**Information supplied:**
====

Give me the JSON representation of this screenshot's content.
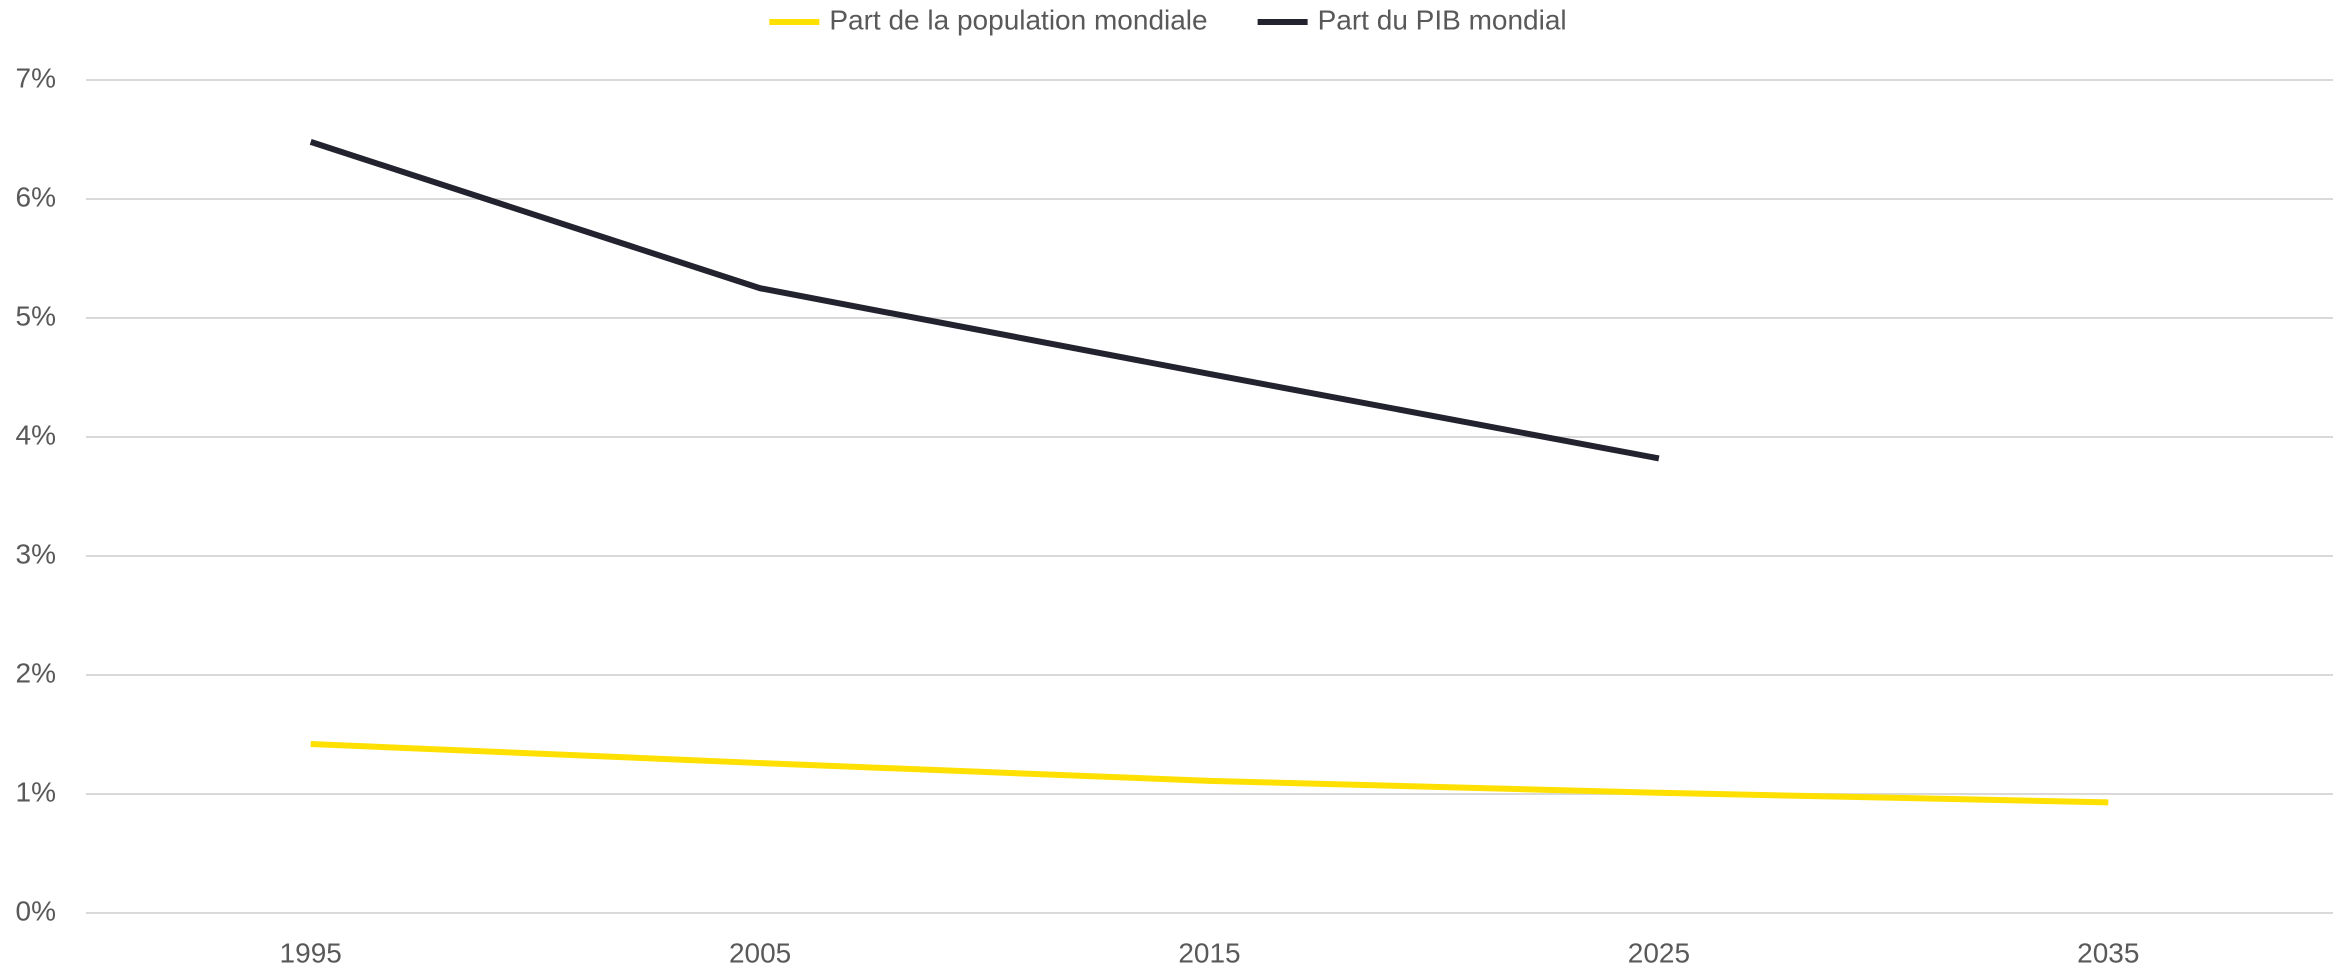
{
  "chart_data": {
    "type": "line",
    "categories": [
      "1995",
      "2005",
      "2015",
      "2025",
      "2035"
    ],
    "series": [
      {
        "name": "Part de la population mondiale",
        "color": "#ffe000",
        "values": [
          1.42,
          1.26,
          1.11,
          1.01,
          0.93
        ]
      },
      {
        "name": "Part du PIB mondial",
        "color": "#22232f",
        "values": [
          6.48,
          5.25,
          4.53,
          3.82,
          null
        ]
      }
    ],
    "ylim": [
      0,
      7
    ],
    "yticks": [
      {
        "value": 0,
        "label": "0%"
      },
      {
        "value": 1,
        "label": "1%"
      },
      {
        "value": 2,
        "label": "2%"
      },
      {
        "value": 3,
        "label": "3%"
      },
      {
        "value": 4,
        "label": "4%"
      },
      {
        "value": 5,
        "label": "5%"
      },
      {
        "value": 6,
        "label": "6%"
      },
      {
        "value": 7,
        "label": "7%"
      }
    ],
    "grid": true,
    "legend": "top"
  }
}
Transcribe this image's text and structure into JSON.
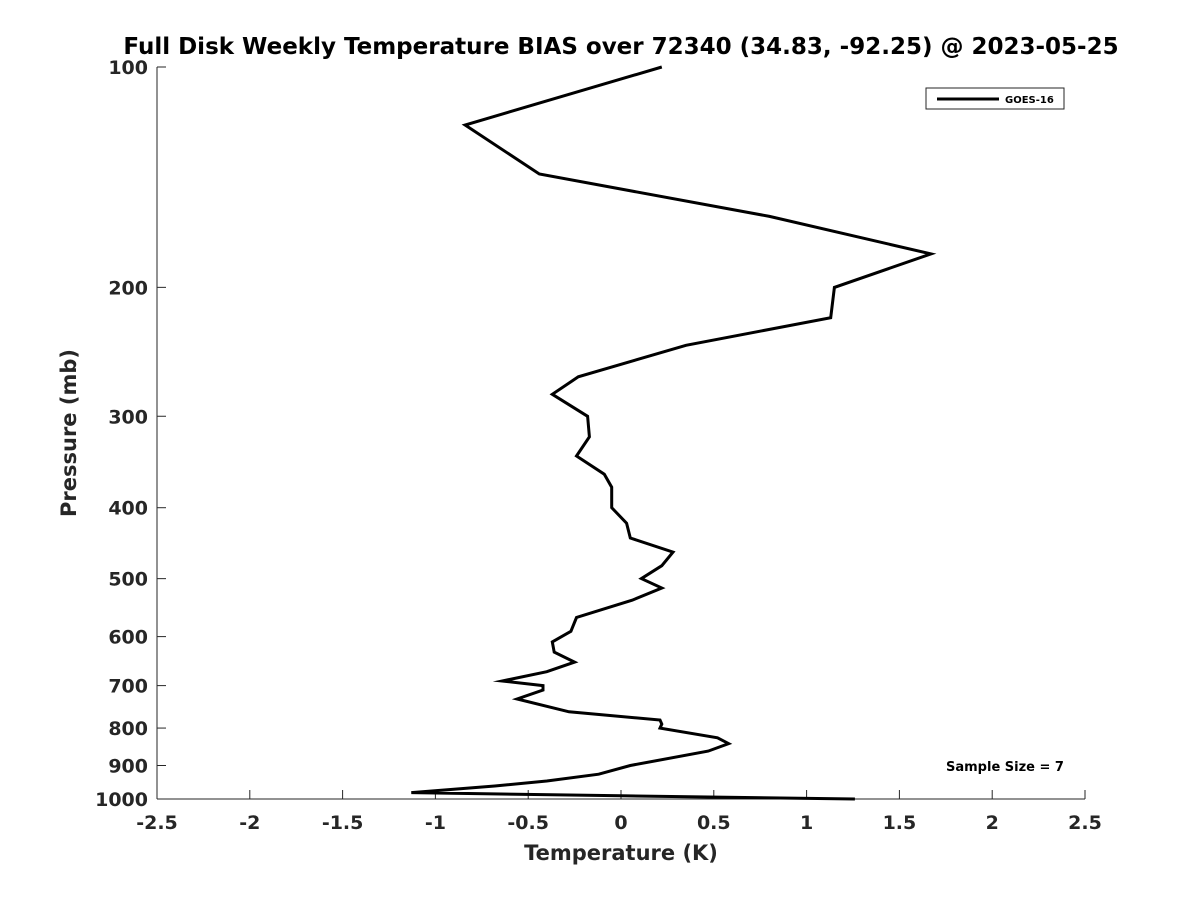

====

**Your task:** Print out the material word for word, omitting the pictures.

**Full answer:**
Give me the JSON representation of this screenshot's content.
{
  "chart_data": {
    "type": "line",
    "categories": [
      "1995",
      "2005",
      "2015",
      "2025",
      "2035"
    ],
    "series": [
      {
        "name": "Part de la population mondiale",
        "color": "#ffe000",
        "values": [
          1.42,
          1.26,
          1.11,
          1.01,
          0.93
        ]
      },
      {
        "name": "Part du PIB mondial",
        "color": "#22232f",
        "values": [
          6.48,
          5.25,
          4.53,
          3.82,
          null
        ]
      }
    ],
    "ylim": [
      0,
      7
    ],
    "yticks": [
      {
        "value": 0,
        "label": "0%"
      },
      {
        "value": 1,
        "label": "1%"
      },
      {
        "value": 2,
        "label": "2%"
      },
      {
        "value": 3,
        "label": "3%"
      },
      {
        "value": 4,
        "label": "4%"
      },
      {
        "value": 5,
        "label": "5%"
      },
      {
        "value": 6,
        "label": "6%"
      },
      {
        "value": 7,
        "label": "7%"
      }
    ],
    "grid": true,
    "legend": "top"
  }
}
Transcribe this image's text and structure into JSON.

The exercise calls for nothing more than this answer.